====== Supplied records ======

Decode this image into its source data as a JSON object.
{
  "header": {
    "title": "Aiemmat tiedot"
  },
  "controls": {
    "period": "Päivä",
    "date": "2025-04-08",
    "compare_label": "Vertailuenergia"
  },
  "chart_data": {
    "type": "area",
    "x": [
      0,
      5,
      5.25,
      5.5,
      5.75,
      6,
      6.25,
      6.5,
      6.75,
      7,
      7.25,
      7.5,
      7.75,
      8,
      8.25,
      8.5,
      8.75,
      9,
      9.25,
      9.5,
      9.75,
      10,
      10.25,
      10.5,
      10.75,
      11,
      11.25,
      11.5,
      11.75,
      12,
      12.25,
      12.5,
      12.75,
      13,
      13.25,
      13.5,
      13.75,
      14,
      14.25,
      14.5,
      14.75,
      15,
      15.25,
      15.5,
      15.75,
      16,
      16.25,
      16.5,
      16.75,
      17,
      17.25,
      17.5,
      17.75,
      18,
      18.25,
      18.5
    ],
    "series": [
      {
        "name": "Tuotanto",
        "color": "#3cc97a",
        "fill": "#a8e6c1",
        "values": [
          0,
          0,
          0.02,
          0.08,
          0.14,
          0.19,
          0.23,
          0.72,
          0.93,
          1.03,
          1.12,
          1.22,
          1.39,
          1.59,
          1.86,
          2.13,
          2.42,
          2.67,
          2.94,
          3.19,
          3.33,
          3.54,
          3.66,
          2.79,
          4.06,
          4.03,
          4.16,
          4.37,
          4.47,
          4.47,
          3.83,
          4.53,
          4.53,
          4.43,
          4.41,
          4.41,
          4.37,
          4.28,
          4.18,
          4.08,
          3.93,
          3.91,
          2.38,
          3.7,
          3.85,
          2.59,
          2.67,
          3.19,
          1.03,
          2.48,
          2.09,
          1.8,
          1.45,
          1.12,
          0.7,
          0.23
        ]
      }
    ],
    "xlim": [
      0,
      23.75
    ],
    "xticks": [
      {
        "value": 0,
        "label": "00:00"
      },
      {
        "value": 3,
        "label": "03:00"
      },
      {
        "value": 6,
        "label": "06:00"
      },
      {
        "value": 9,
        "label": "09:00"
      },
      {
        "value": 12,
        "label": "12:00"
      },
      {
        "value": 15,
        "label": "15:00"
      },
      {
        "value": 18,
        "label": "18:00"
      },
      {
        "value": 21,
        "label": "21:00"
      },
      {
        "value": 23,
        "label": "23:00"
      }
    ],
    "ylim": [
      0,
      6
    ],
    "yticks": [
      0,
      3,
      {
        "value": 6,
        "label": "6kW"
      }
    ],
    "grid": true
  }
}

======

> **Written request**
Repeat every entry exactly, please.

> **Right answer**
Decode this image into its source data as a JSON object.
{
  "header": {
    "title": "Aiemmat tiedot"
  },
  "controls": {
    "period": "Päivä",
    "date": "2025-04-08",
    "compare_label": "Vertailuenergia"
  },
  "chart_data": {
    "type": "area",
    "x": [
      0,
      5,
      5.25,
      5.5,
      5.75,
      6,
      6.25,
      6.5,
      6.75,
      7,
      7.25,
      7.5,
      7.75,
      8,
      8.25,
      8.5,
      8.75,
      9,
      9.25,
      9.5,
      9.75,
      10,
      10.25,
      10.5,
      10.75,
      11,
      11.25,
      11.5,
      11.75,
      12,
      12.25,
      12.5,
      12.75,
      13,
      13.25,
      13.5,
      13.75,
      14,
      14.25,
      14.5,
      14.75,
      15,
      15.25,
      15.5,
      15.75,
      16,
      16.25,
      16.5,
      16.75,
      17,
      17.25,
      17.5,
      17.75,
      18,
      18.25,
      18.5
    ],
    "series": [
      {
        "name": "Tuotanto",
        "color": "#3cc97a",
        "fill": "#a8e6c1",
        "values": [
          0,
          0,
          0.02,
          0.08,
          0.14,
          0.19,
          0.23,
          0.72,
          0.93,
          1.03,
          1.12,
          1.22,
          1.39,
          1.59,
          1.86,
          2.13,
          2.42,
          2.67,
          2.94,
          3.19,
          3.33,
          3.54,
          3.66,
          2.79,
          4.06,
          4.03,
          4.16,
          4.37,
          4.47,
          4.47,
          3.83,
          4.53,
          4.53,
          4.43,
          4.41,
          4.41,
          4.37,
          4.28,
          4.18,
          4.08,
          3.93,
          3.91,
          2.38,
          3.7,
          3.85,
          2.59,
          2.67,
          3.19,
          1.03,
          2.48,
          2.09,
          1.8,
          1.45,
          1.12,
          0.7,
          0.23
        ]
      }
    ],
    "xlim": [
      0,
      23.75
    ],
    "xticks": [
      {
        "value": 0,
        "label": "00:00"
      },
      {
        "value": 3,
        "label": "03:00"
      },
      {
        "value": 6,
        "label": "06:00"
      },
      {
        "value": 9,
        "label": "09:00"
      },
      {
        "value": 12,
        "label": "12:00"
      },
      {
        "value": 15,
        "label": "15:00"
      },
      {
        "value": 18,
        "label": "18:00"
      },
      {
        "value": 21,
        "label": "21:00"
      },
      {
        "value": 23,
        "label": "23:00"
      }
    ],
    "ylim": [
      0,
      6
    ],
    "yticks": [
      0,
      3,
      {
        "value": 6,
        "label": "6kW"
      }
    ],
    "grid": true
  }
}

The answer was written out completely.